REQUIRED WORK: Work through the material below and count the lines holding the word "أحمد"; give that count and nothing more.

PROVIDED DATA:
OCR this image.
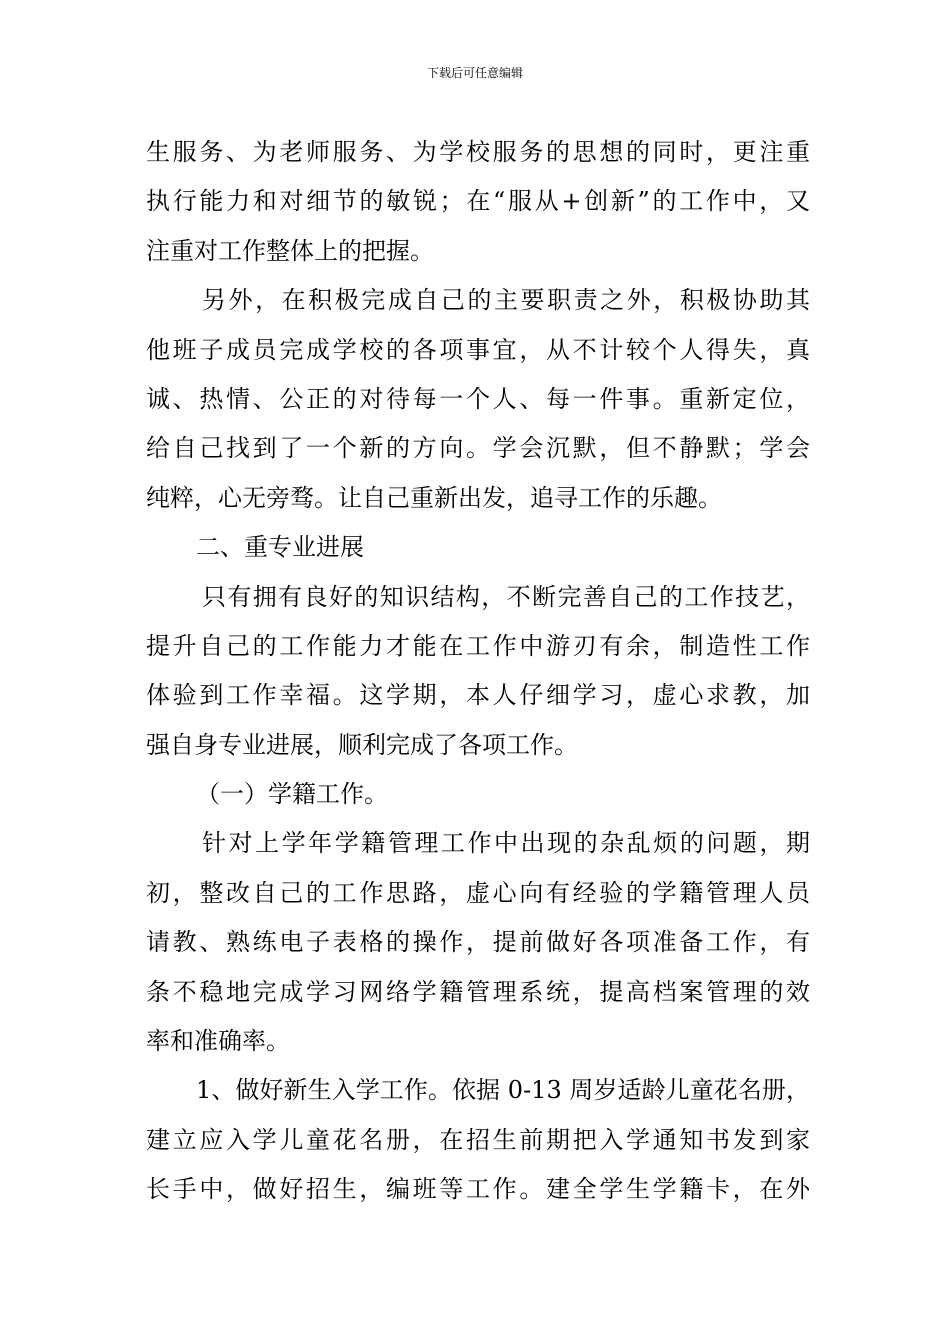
下载后可任意编辑
生服务、为老师服务、为学校服务的思想的同时，更注重
执行能力和对细节的敏锐；在“服从+创新”的工作中，又
注重对工作整体上的把握。
另外，在积极完成自己的主要职责之外，积极协助其
他班子成员完成学校的各项事宜，从不计较个人得失，真
诚、热情、公正的对待每一个人、每一件事。重新定位，
给自己找到了一个新的方向。学会沉默，但不静默；学会
纯粹，心无旁骛。让自己重新出发，追寻工作的乐趣。
二、重专业进展
只有拥有良好的知识结构，不断完善自己的工作技艺，
提升自己的工作能力才能在工作中游刃有余，制造性工作
体验到工作幸福。这学期，本人仔细学习，虚心求教，加
强自身专业进展，顺利完成了各项工作。
（一）学籍工作。
针对上学年学籍管理工作中出现的杂乱烦的问题，期
初，整改自己的工作思路，虚心向有经验的学籍管理人员
请教、熟练电子表格的操作，提前做好各项准备工作，有
条不稳地完成学习网络学籍管理系统，提高档案管理的效
率和准确率。
1、做好新生入学工作。依据 0-13 周岁适龄儿童花名册，
建立应入学儿童花名册，在招生前期把入学通知书发到家
长手中，做好招生，编班等工作。建全学生学籍卡，在外
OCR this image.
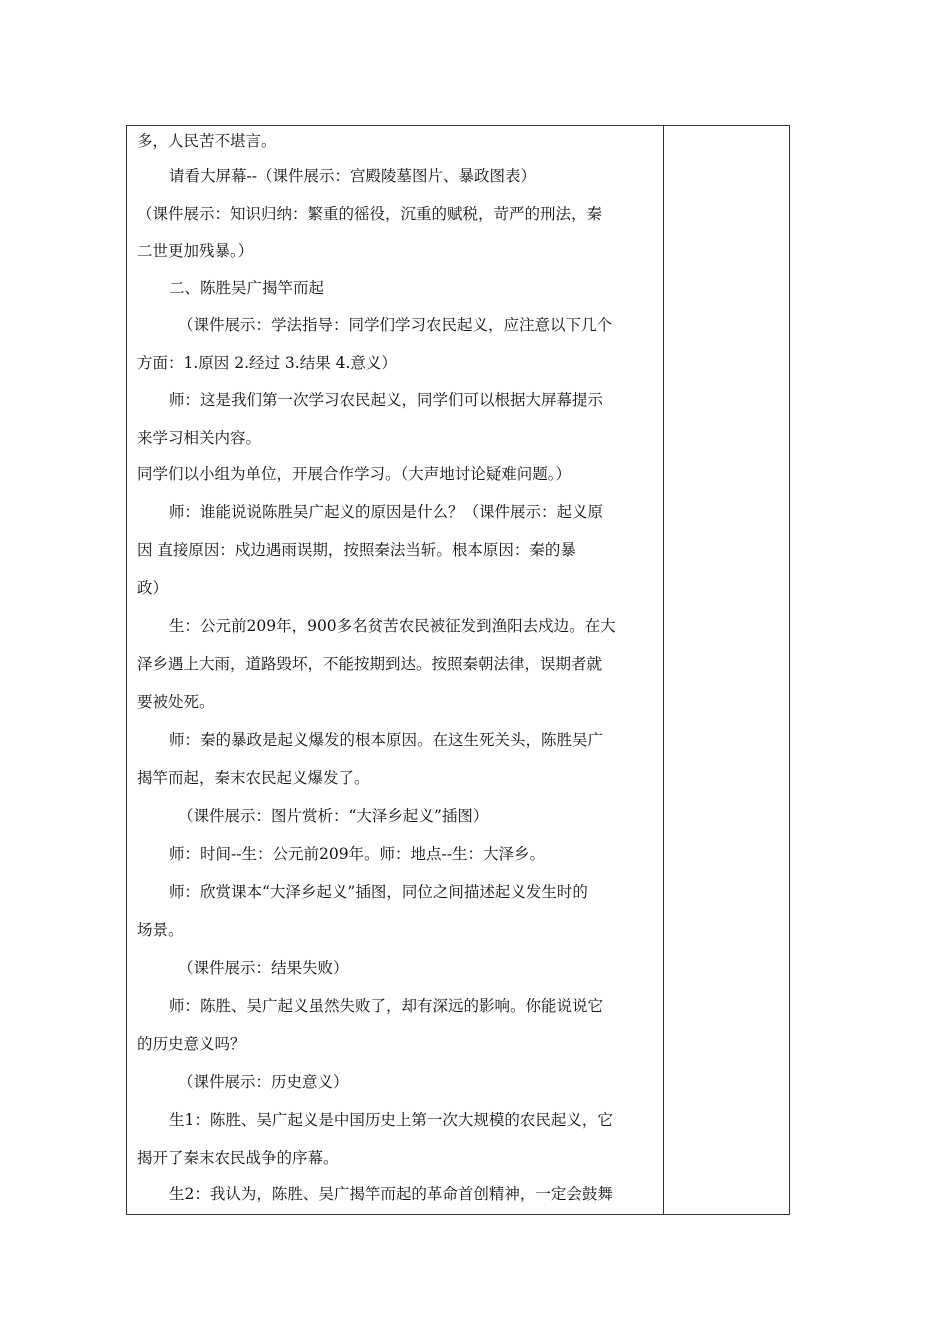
多，人民苦不堪言。
请看大屏幕--（课件展示：宫殿陵墓图片、暴政图表）
（课件展示：知识归纳：繁重的徭役，沉重的赋税，苛严的刑法，秦
二世更加残暴。）
二、陈胜吴广揭竿而起
（课件展示：学法指导：同学们学习农民起义，应注意以下几个
方面：1.原因 2.经过 3.结果 4.意义）
师：这是我们第一次学习农民起义，同学们可以根据大屏幕提示
来学习相关内容。
同学们以小组为单位，开展合作学习。（大声地讨论疑难问题。）
师：谁能说说陈胜吴广起义的原因是什么？（课件展示：起义原
因 直接原因：戍边遇雨误期，按照秦法当斩。根本原因：秦的暴
政）
生：公元前209年，900多名贫苦农民被征发到渔阳去戍边。在大
泽乡遇上大雨，道路毁坏，不能按期到达。按照秦朝法律，误期者就
要被处死。
师：秦的暴政是起义爆发的根本原因。在这生死关头，陈胜吴广
揭竿而起，秦末农民起义爆发了。
（课件展示：图片赏析：“大泽乡起义”插图）
师：时间--生：公元前209年。师：地点--生：大泽乡。
师：欣赏课本“大泽乡起义”插图，同位之间描述起义发生时的
场景。
（课件展示：结果失败）
师：陈胜、吴广起义虽然失败了，却有深远的影响。你能说说它
的历史意义吗？
（课件展示：历史意义）
生1：陈胜、吴广起义是中国历史上第一次大规模的农民起义，它
揭开了秦末农民战争的序幕。
生2：我认为，陈胜、吴广揭竿而起的革命首创精神，一定会鼓舞
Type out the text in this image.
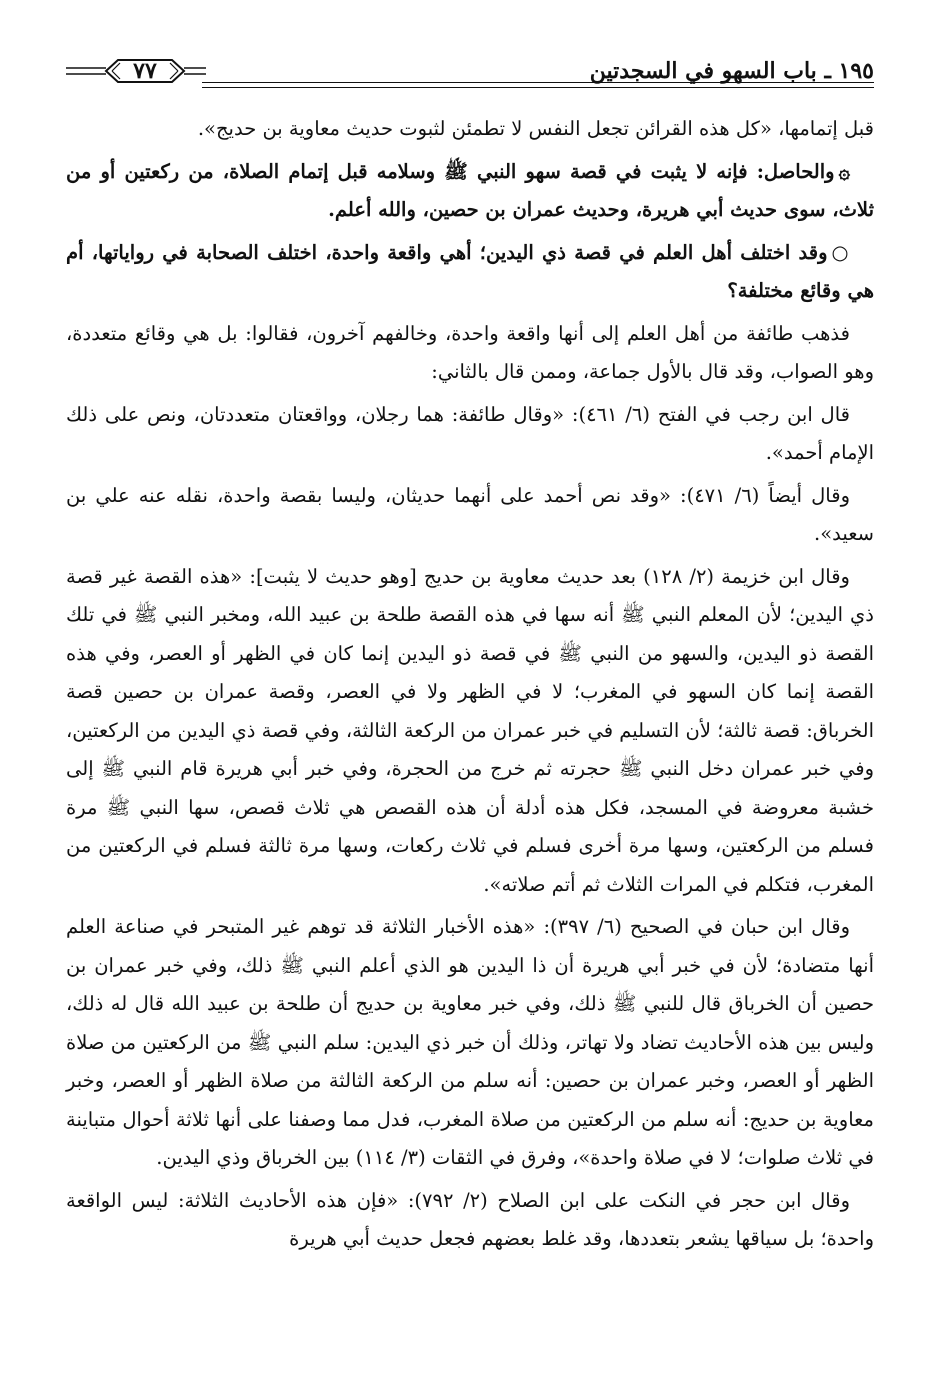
١٩٥ ـ باب السهو في السجدتين
٧٧

قبل إتمامها، «كل هذه القرائن تجعل النفس لا تطمئن لثبوت حديث معاوية بن حديج».

۞والحاصل: فإنه لا يثبت في قصة سهو النبي ﷺ وسلامه قبل إتمام الصلاة، من ركعتين أو من ثلاث، سوى حديث أبي هريرة، وحديث عمران بن حصين، والله أعلم.

○وقد اختلف أهل العلم في قصة ذي اليدين؛ أهي واقعة واحدة، اختلف الصحابة في رواياتها، أم هي وقائع مختلفة؟

فذهب طائفة من أهل العلم إلى أنها واقعة واحدة، وخالفهم آخرون، فقالوا: بل هي وقائع متعددة، وهو الصواب، وقد قال بالأول جماعة، وممن قال بالثاني:

قال ابن رجب في الفتح (٦/ ٤٦١): «وقال طائفة: هما رجلان، وواقعتان متعددتان، ونص على ذلك الإمام أحمد».

وقال أيضاً (٦/ ٤٧١): «وقد نص أحمد على أنهما حديثان، وليسا بقصة واحدة، نقله عنه علي بن سعيد».

وقال ابن خزيمة (٢/ ١٢٨) بعد حديث معاوية بن حديج [وهو حديث لا يثبت]: «هذه القصة غير قصة ذي اليدين؛ لأن المعلم النبي ﷺ أنه سها في هذه القصة طلحة بن عبيد الله، ومخبر النبي ﷺ في تلك القصة ذو اليدين، والسهو من النبي ﷺ في قصة ذو اليدين إنما كان في الظهر أو العصر، وفي هذه القصة إنما كان السهو في المغرب؛ لا في الظهر ولا في العصر، وقصة عمران بن حصين قصة الخرباق: قصة ثالثة؛ لأن التسليم في خبر عمران من الركعة الثالثة، وفي قصة ذي اليدين من الركعتين، وفي خبر عمران دخل النبي ﷺ حجرته ثم خرج من الحجرة، وفي خبر أبي هريرة قام النبي ﷺ إلى خشبة معروضة في المسجد، فكل هذه أدلة أن هذه القصص هي ثلاث قصص، سها النبي ﷺ مرة فسلم من الركعتين، وسها مرة أخرى فسلم في ثلاث ركعات، وسها مرة ثالثة فسلم في الركعتين من المغرب، فتكلم في المرات الثلاث ثم أتم صلاته».

وقال ابن حبان في الصحيح (٦/ ٣٩٧): «هذه الأخبار الثلاثة قد توهم غير المتبحر في صناعة العلم أنها متضادة؛ لأن في خبر أبي هريرة أن ذا اليدين هو الذي أعلم النبي ﷺ ذلك، وفي خبر عمران بن حصين أن الخرباق قال للنبي ﷺ ذلك، وفي خبر معاوية بن حديج أن طلحة بن عبيد الله قال له ذلك، وليس بين هذه الأحاديث تضاد ولا تهاتر، وذلك أن خبر ذي اليدين: سلم النبي ﷺ من الركعتين من صلاة الظهر أو العصر، وخبر عمران بن حصين: أنه سلم من الركعة الثالثة من صلاة الظهر أو العصر، وخبر معاوية بن حديج: أنه سلم من الركعتين من صلاة المغرب، فدل مما وصفنا على أنها ثلاثة أحوال متباينة في ثلاث صلوات؛ لا في صلاة واحدة»، وفرق في الثقات (٣/ ١١٤) بين الخرباق وذي اليدين.

وقال ابن حجر في النكت على ابن الصلاح (٢/ ٧٩٢): «فإن هذه الأحاديث الثلاثة: ليس الواقعة واحدة؛ بل سياقها يشعر بتعددها، وقد غلط بعضهم فجعل حديث أبي هريرة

THE COMPLETED TASK: 2